Extracted data:
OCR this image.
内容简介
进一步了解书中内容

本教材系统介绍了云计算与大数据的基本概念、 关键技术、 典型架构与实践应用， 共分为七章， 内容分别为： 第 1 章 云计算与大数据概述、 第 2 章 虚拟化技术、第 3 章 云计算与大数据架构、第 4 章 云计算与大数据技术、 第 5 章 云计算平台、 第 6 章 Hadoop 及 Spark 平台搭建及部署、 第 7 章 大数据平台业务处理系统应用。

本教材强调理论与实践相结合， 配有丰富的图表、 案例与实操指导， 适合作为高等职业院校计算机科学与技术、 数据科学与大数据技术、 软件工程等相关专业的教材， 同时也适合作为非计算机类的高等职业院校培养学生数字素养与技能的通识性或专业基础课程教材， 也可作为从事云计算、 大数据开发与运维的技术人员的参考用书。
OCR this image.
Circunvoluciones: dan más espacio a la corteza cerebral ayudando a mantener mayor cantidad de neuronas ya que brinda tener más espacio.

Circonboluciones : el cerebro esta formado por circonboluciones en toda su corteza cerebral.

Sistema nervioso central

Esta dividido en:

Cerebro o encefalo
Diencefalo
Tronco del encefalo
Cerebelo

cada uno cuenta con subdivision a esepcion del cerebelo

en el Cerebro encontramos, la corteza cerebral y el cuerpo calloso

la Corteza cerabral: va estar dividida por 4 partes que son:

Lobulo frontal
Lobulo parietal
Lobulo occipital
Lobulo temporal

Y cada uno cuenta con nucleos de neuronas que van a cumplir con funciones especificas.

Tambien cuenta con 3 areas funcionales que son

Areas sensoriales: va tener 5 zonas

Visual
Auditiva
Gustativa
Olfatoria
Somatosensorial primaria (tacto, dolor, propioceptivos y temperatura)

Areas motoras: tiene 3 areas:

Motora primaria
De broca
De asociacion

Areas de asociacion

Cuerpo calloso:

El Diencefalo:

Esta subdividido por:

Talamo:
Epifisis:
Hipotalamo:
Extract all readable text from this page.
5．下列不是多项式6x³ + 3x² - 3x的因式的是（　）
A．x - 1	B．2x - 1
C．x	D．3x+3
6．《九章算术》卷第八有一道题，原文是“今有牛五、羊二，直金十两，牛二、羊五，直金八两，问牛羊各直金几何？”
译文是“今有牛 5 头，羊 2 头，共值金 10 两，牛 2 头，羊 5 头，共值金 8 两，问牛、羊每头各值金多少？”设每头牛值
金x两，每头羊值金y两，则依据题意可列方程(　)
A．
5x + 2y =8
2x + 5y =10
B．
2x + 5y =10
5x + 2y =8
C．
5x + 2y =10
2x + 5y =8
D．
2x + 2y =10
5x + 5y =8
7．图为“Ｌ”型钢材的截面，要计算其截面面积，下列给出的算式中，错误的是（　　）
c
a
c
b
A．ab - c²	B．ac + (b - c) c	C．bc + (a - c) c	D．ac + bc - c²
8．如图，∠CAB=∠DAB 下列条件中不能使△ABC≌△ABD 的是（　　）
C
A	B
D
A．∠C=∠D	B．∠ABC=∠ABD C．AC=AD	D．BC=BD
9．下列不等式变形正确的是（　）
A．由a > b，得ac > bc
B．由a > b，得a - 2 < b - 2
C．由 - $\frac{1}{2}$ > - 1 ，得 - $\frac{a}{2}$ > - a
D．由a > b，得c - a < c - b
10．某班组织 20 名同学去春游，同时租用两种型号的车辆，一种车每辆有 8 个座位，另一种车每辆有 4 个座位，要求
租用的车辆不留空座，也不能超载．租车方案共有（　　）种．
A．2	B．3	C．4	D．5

To do: Each entry above is to be quoted exactly.

Final result:
OCR this image.
内容简介
进一步了解书中内容

本教材系统介绍了云计算与大数据的基本概念、 关键技术、 典型架构与实践应用， 共分为七章， 内容分别为： 第 1 章 云计算与大数据概述、 第 2 章 虚拟化技术、第 3 章 云计算与大数据架构、第 4 章 云计算与大数据技术、 第 5 章 云计算平台、 第 6 章 Hadoop 及 Spark 平台搭建及部署、 第 7 章 大数据平台业务处理系统应用。

本教材强调理论与实践相结合， 配有丰富的图表、 案例与实操指导， 适合作为高等职业院校计算机科学与技术、 数据科学与大数据技术、 软件工程等相关专业的教材， 同时也适合作为非计算机类的高等职业院校培养学生数字素养与技能的通识性或专业基础课程教材， 也可作为从事云计算、 大数据开发与运维的技术人员的参考用书。
OCR this image.
Circunvoluciones: dan más espacio a la corteza cerebral ayudando a mantener mayor cantidad de neuronas ya que brinda tener más espacio.

Circonboluciones : el cerebro esta formado por circonboluciones en toda su corteza cerebral.

Sistema nervioso central

Esta dividido en:

Cerebro o encefalo
Diencefalo
Tronco del encefalo
Cerebelo

cada uno cuenta con subdivision a esepcion del cerebelo

en el Cerebro encontramos, la corteza cerebral y el cuerpo calloso

la Corteza cerabral: va estar dividida por 4 partes que son:

Lobulo frontal
Lobulo parietal
Lobulo occipital
Lobulo temporal

Y cada uno cuenta con nucleos de neuronas que van a cumplir con funciones especificas.

Tambien cuenta con 3 areas funcionales que son

Areas sensoriales: va tener 5 zonas

Visual
Auditiva
Gustativa
Olfatoria
Somatosensorial primaria (tacto, dolor, propioceptivos y temperatura)

Areas motoras: tiene 3 areas:

Motora primaria
De broca
De asociacion

Areas de asociacion

Cuerpo calloso:

El Diencefalo:

Esta subdividido por:

Talamo:
Epifisis:
Hipotalamo:
Extract all readable text from this page.
5．下列不是多项式6x³ + 3x² - 3x的因式的是（　）
A．x - 1	B．2x - 1
C．x	D．3x+3
6．《九章算术》卷第八有一道题，原文是“今有牛五、羊二，直金十两，牛二、羊五，直金八两，问牛羊各直金几何？”
译文是“今有牛 5 头，羊 2 头，共值金 10 两，牛 2 头，羊 5 头，共值金 8 两，问牛、羊每头各值金多少？”设每头牛值
金x两，每头羊值金y两，则依据题意可列方程(　)
A．
5x + 2y =8
2x + 5y =10
B．
2x + 5y =10
5x + 2y =8
C．
5x + 2y =10
2x + 5y =8
D．
2x + 2y =10
5x + 5y =8
7．图为“Ｌ”型钢材的截面，要计算其截面面积，下列给出的算式中，错误的是（　　）
c
a
c
b
A．ab - c²	B．ac + (b - c) c	C．bc + (a - c) c	D．ac + bc - c²
8．如图，∠CAB=∠DAB 下列条件中不能使△ABC≌△ABD 的是（　　）
C
A	B
D
A．∠C=∠D	B．∠ABC=∠ABD C．AC=AD	D．BC=BD
9．下列不等式变形正确的是（　）
A．由a > b，得ac > bc
B．由a > b，得a - 2 < b - 2
C．由 - $\frac{1}{2}$ > - 1 ，得 - $\frac{a}{2}$ > - a
D．由a > b，得c - a < c - b
10．某班组织 20 名同学去春游，同时租用两种型号的车辆，一种车每辆有 8 个座位，另一种车每辆有 4 个座位，要求
租用的车辆不留空座，也不能超载．租车方案共有（　　）种．
A．2	B．3	C．4	D．5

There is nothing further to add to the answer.